#### DATA ROWS:
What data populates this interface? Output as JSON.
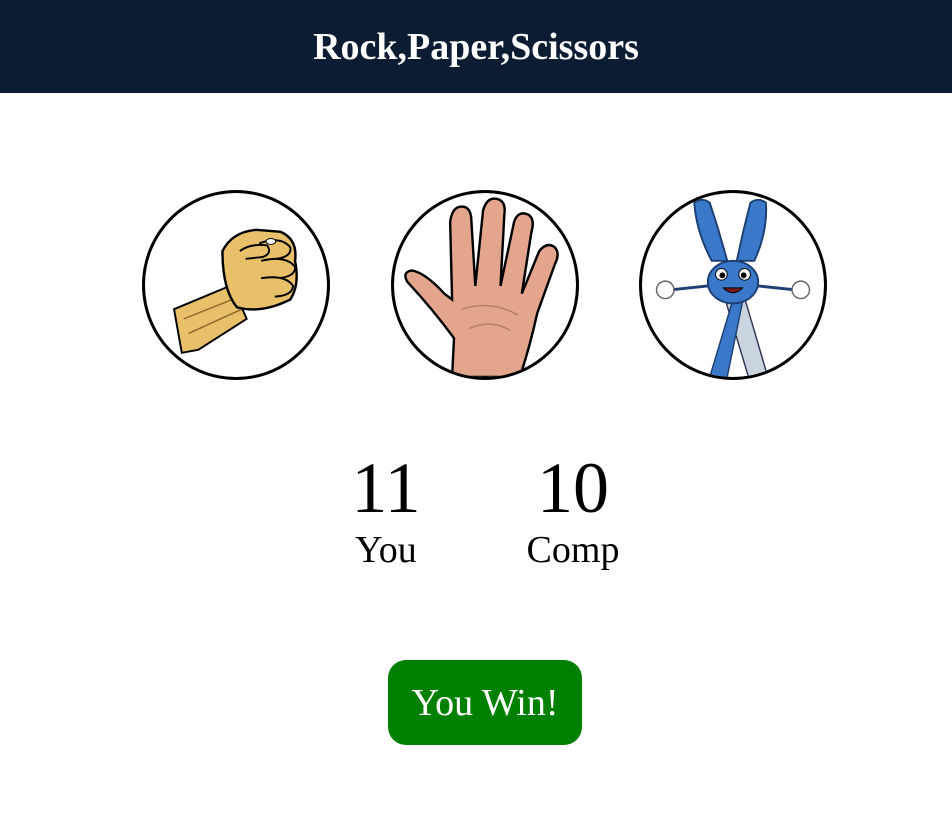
{
  "header": {
    "title": "Rock,Paper,Scissors"
  },
  "choices": [
    {
      "id": "rock",
      "icon": "rock-fist-icon"
    },
    {
      "id": "paper",
      "icon": "paper-hand-icon"
    },
    {
      "id": "scissors",
      "icon": "scissors-character-icon"
    }
  ],
  "scoreboard": {
    "user": {
      "score": "11",
      "label": "You"
    },
    "comp": {
      "score": "10",
      "label": "Comp"
    }
  },
  "message": {
    "text": "You Win!",
    "color": "#008000"
  },
  "colors": {
    "header_bg": "#0b1c33",
    "header_text": "#ffffff"
  }
}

#### WHAT YOU ARE ASKED TO DO:
Transcribe every record above exactly as written, leaving out any pictures.

#### RESPONSE TO THIS EXERCISE:
What data populates this interface? Output as JSON.
{
  "header": {
    "title": "Rock,Paper,Scissors"
  },
  "choices": [
    {
      "id": "rock",
      "icon": "rock-fist-icon"
    },
    {
      "id": "paper",
      "icon": "paper-hand-icon"
    },
    {
      "id": "scissors",
      "icon": "scissors-character-icon"
    }
  ],
  "scoreboard": {
    "user": {
      "score": "11",
      "label": "You"
    },
    "comp": {
      "score": "10",
      "label": "Comp"
    }
  },
  "message": {
    "text": "You Win!",
    "color": "#008000"
  },
  "colors": {
    "header_bg": "#0b1c33",
    "header_text": "#ffffff"
  }
}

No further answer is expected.